→ **Work to do**
Say how many lines of these entries include the word "page", and answer with the number alone.

(Extracted data entries)
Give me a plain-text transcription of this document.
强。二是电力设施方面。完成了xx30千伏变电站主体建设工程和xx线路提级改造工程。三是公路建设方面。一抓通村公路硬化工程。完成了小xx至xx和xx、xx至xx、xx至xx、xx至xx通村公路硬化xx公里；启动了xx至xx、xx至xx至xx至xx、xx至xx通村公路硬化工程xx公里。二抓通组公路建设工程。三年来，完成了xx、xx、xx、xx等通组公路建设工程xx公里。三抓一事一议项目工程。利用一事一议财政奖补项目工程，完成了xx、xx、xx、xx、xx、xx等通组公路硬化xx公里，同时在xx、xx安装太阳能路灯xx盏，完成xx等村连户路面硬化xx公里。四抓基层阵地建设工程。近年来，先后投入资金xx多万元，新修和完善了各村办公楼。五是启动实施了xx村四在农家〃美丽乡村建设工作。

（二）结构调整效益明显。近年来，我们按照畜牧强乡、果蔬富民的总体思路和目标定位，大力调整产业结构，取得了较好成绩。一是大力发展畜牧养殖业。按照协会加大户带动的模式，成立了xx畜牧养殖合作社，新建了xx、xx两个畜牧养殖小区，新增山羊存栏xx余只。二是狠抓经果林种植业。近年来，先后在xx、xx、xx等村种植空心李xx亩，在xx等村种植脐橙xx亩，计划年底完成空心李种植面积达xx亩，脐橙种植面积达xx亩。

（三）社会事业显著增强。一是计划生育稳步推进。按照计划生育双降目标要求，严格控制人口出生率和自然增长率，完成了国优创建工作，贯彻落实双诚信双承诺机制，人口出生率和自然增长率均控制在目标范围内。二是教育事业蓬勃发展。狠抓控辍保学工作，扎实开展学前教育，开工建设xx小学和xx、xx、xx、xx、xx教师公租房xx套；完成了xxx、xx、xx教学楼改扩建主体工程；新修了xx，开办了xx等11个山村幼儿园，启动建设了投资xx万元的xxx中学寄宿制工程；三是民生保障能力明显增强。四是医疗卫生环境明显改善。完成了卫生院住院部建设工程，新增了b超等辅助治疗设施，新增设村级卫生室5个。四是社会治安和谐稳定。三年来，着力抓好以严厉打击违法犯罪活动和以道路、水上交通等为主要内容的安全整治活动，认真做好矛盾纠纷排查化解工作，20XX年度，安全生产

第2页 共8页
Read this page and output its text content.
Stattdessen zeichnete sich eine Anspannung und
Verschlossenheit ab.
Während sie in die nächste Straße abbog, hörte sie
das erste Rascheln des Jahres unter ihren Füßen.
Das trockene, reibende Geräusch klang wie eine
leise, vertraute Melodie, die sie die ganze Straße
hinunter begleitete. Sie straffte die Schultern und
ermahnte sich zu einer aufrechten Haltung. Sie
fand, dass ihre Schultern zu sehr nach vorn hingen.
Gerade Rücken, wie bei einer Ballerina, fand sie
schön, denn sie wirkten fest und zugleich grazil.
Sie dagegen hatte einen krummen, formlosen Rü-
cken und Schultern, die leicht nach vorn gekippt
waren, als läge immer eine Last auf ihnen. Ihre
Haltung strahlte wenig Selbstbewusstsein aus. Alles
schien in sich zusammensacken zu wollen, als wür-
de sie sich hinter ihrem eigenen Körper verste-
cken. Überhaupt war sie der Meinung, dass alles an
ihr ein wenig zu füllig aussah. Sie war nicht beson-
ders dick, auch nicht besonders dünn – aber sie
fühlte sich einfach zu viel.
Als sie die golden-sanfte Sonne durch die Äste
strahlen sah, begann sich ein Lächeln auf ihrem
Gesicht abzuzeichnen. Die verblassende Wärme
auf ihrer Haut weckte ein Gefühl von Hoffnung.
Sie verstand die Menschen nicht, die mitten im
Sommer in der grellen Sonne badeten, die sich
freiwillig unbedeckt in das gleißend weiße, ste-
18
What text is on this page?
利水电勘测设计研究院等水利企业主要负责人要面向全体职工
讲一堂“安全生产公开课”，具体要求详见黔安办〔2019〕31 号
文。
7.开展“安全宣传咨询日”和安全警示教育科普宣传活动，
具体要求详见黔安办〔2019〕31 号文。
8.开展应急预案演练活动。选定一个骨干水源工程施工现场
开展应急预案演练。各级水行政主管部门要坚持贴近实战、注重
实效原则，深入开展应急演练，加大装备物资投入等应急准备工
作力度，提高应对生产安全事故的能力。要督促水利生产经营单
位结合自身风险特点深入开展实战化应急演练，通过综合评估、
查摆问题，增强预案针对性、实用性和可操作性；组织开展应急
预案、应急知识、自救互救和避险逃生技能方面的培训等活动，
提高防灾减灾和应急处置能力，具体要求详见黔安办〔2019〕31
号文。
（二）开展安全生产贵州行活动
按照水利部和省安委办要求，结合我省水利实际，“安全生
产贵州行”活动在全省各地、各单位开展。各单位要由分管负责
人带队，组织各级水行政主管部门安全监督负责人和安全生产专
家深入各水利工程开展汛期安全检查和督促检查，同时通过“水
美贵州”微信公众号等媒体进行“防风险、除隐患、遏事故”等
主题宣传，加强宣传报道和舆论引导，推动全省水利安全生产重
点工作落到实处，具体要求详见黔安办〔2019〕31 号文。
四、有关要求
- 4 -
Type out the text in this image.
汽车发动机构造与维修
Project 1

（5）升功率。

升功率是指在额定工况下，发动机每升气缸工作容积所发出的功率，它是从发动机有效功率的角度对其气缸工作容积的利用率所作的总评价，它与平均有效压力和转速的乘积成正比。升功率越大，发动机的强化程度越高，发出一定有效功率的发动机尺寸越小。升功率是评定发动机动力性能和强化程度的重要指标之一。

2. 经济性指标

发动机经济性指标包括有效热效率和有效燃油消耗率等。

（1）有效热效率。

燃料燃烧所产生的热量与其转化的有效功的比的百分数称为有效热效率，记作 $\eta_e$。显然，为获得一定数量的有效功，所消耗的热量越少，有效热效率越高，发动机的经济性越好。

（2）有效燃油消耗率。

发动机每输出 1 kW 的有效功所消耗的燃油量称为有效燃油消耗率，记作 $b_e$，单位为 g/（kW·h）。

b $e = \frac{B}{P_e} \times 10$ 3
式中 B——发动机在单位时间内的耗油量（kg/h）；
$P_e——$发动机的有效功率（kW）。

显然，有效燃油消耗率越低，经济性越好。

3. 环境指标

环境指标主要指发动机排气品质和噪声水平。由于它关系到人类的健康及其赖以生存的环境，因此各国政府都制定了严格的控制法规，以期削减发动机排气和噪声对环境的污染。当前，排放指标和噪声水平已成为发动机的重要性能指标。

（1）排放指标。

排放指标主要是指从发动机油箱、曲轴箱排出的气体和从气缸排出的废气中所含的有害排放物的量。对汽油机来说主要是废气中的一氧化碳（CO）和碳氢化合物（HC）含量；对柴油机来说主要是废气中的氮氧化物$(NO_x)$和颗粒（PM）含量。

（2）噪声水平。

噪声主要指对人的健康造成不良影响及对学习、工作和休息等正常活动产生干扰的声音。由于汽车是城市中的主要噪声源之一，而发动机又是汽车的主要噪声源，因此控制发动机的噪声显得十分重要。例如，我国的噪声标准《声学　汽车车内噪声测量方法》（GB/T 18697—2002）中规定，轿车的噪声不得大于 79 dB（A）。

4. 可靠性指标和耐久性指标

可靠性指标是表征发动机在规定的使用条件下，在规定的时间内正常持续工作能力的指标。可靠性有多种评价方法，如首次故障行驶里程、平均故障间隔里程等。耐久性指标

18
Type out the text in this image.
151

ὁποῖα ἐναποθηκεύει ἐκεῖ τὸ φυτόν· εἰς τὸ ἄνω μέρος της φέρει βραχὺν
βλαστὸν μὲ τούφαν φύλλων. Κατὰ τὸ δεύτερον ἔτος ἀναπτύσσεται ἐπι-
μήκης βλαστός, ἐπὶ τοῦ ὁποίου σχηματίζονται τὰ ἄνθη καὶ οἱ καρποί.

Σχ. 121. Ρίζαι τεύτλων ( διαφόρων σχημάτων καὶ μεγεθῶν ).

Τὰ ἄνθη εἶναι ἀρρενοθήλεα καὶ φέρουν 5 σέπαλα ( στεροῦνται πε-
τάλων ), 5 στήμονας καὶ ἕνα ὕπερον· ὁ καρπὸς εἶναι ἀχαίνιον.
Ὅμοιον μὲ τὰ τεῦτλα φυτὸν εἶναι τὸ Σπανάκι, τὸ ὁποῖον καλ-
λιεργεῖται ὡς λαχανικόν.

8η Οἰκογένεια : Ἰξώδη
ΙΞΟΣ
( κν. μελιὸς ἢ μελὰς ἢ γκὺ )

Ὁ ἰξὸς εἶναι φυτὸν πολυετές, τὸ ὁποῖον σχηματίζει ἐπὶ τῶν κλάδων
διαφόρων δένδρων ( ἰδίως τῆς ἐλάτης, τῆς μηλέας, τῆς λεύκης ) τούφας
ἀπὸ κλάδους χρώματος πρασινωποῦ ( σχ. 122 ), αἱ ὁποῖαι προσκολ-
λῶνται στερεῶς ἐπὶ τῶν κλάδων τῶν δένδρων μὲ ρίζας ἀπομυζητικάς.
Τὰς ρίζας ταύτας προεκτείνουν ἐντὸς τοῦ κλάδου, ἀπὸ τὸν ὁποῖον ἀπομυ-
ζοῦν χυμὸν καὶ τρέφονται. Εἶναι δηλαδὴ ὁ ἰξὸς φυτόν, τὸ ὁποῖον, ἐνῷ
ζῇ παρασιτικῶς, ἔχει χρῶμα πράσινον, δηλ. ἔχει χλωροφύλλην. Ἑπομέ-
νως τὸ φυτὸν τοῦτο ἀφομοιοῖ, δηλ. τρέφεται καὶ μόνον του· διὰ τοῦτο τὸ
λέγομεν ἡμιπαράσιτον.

→ **Completed exercise**
2